** START **
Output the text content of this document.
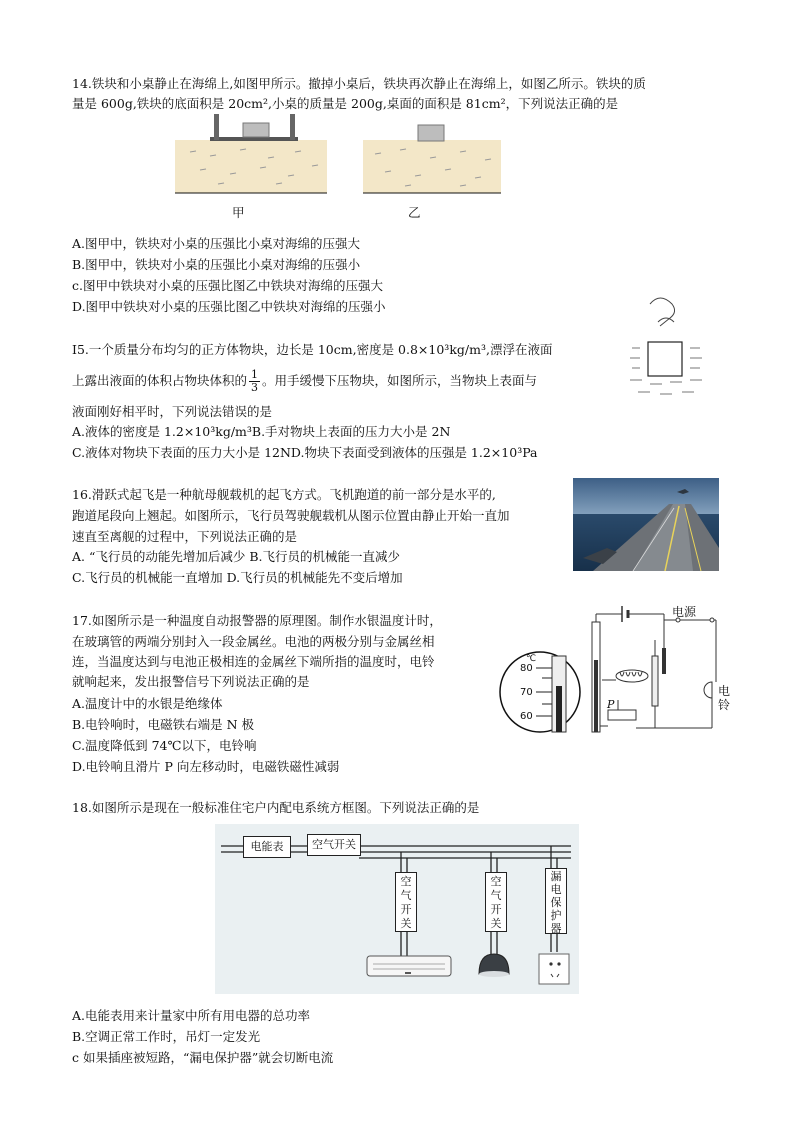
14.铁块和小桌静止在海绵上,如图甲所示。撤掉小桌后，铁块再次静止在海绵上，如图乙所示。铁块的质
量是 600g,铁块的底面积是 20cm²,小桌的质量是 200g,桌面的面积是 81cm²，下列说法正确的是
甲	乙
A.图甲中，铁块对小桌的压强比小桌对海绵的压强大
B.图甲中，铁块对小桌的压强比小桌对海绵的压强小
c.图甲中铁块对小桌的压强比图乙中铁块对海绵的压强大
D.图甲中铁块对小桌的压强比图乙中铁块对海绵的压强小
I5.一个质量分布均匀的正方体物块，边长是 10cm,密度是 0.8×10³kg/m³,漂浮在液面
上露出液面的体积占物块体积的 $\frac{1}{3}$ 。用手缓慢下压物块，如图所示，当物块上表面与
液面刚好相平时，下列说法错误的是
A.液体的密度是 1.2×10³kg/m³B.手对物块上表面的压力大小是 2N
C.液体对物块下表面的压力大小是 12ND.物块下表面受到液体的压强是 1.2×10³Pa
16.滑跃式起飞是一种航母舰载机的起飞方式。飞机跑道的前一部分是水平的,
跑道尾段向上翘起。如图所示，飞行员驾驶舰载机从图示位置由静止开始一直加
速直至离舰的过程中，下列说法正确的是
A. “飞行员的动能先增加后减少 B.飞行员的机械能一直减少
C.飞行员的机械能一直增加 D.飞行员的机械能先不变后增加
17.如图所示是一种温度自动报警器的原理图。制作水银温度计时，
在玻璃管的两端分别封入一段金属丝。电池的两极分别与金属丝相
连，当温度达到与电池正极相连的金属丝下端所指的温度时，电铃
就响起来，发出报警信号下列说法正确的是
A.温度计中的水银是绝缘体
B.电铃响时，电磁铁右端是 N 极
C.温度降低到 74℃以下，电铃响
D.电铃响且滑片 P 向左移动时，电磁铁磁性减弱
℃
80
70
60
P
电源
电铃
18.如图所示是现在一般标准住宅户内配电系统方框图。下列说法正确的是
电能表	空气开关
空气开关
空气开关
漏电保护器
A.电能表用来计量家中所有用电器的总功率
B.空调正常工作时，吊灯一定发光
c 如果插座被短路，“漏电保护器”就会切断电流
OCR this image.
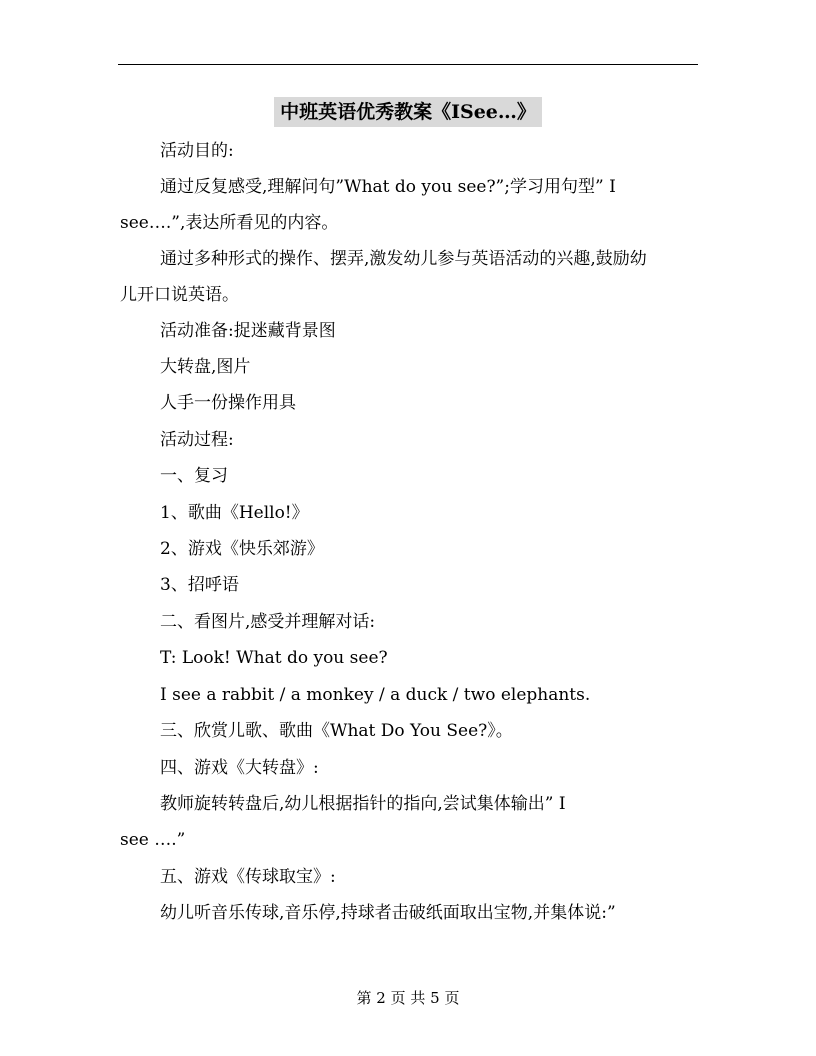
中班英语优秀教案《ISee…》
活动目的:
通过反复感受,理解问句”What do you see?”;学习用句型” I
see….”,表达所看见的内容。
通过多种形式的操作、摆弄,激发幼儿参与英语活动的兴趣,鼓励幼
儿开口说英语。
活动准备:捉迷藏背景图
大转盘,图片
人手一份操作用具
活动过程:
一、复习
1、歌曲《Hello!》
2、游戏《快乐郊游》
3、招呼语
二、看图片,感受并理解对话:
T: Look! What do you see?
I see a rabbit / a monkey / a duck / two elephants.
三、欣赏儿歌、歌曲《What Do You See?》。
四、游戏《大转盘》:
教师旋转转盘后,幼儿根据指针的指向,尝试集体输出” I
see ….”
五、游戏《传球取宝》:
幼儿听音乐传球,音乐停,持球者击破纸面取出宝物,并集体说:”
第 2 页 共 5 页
** END **
◆ **Short task**: Copy all the entries word for word. Omit any pictures.

◆ **Solved problem**:
Output the text content of this document.
14.铁块和小桌静止在海绵上,如图甲所示。撤掉小桌后，铁块再次静止在海绵上，如图乙所示。铁块的质
量是 600g,铁块的底面积是 20cm²,小桌的质量是 200g,桌面的面积是 81cm²，下列说法正确的是
甲	乙
A.图甲中，铁块对小桌的压强比小桌对海绵的压强大
B.图甲中，铁块对小桌的压强比小桌对海绵的压强小
c.图甲中铁块对小桌的压强比图乙中铁块对海绵的压强大
D.图甲中铁块对小桌的压强比图乙中铁块对海绵的压强小
I5.一个质量分布均匀的正方体物块，边长是 10cm,密度是 0.8×10³kg/m³,漂浮在液面
上露出液面的体积占物块体积的 $\frac{1}{3}$ 。用手缓慢下压物块，如图所示，当物块上表面与
液面刚好相平时，下列说法错误的是
A.液体的密度是 1.2×10³kg/m³B.手对物块上表面的压力大小是 2N
C.液体对物块下表面的压力大小是 12ND.物块下表面受到液体的压强是 1.2×10³Pa
16.滑跃式起飞是一种航母舰载机的起飞方式。飞机跑道的前一部分是水平的,
跑道尾段向上翘起。如图所示，飞行员驾驶舰载机从图示位置由静止开始一直加
速直至离舰的过程中，下列说法正确的是
A. “飞行员的动能先增加后减少 B.飞行员的机械能一直减少
C.飞行员的机械能一直增加 D.飞行员的机械能先不变后增加
17.如图所示是一种温度自动报警器的原理图。制作水银温度计时，
在玻璃管的两端分别封入一段金属丝。电池的两极分别与金属丝相
连，当温度达到与电池正极相连的金属丝下端所指的温度时，电铃
就响起来，发出报警信号下列说法正确的是
A.温度计中的水银是绝缘体
B.电铃响时，电磁铁右端是 N 极
C.温度降低到 74℃以下，电铃响
D.电铃响且滑片 P 向左移动时，电磁铁磁性减弱
℃
80
70
60
P
电源
电铃
18.如图所示是现在一般标准住宅户内配电系统方框图。下列说法正确的是
电能表	空气开关
空气开关
空气开关
漏电保护器
A.电能表用来计量家中所有用电器的总功率
B.空调正常工作时，吊灯一定发光
c 如果插座被短路，“漏电保护器”就会切断电流
OCR this image.
中班英语优秀教案《ISee…》
活动目的:
通过反复感受,理解问句”What do you see?”;学习用句型” I
see….”,表达所看见的内容。
通过多种形式的操作、摆弄,激发幼儿参与英语活动的兴趣,鼓励幼
儿开口说英语。
活动准备:捉迷藏背景图
大转盘,图片
人手一份操作用具
活动过程:
一、复习
1、歌曲《Hello!》
2、游戏《快乐郊游》
3、招呼语
二、看图片,感受并理解对话:
T: Look! What do you see?
I see a rabbit / a monkey / a duck / two elephants.
三、欣赏儿歌、歌曲《What Do You See?》。
四、游戏《大转盘》:
教师旋转转盘后,幼儿根据指针的指向,尝试集体输出” I
see ….”
五、游戏《传球取宝》:
幼儿听音乐传球,音乐停,持球者击破纸面取出宝物,并集体说:”
第 2 页 共 5 页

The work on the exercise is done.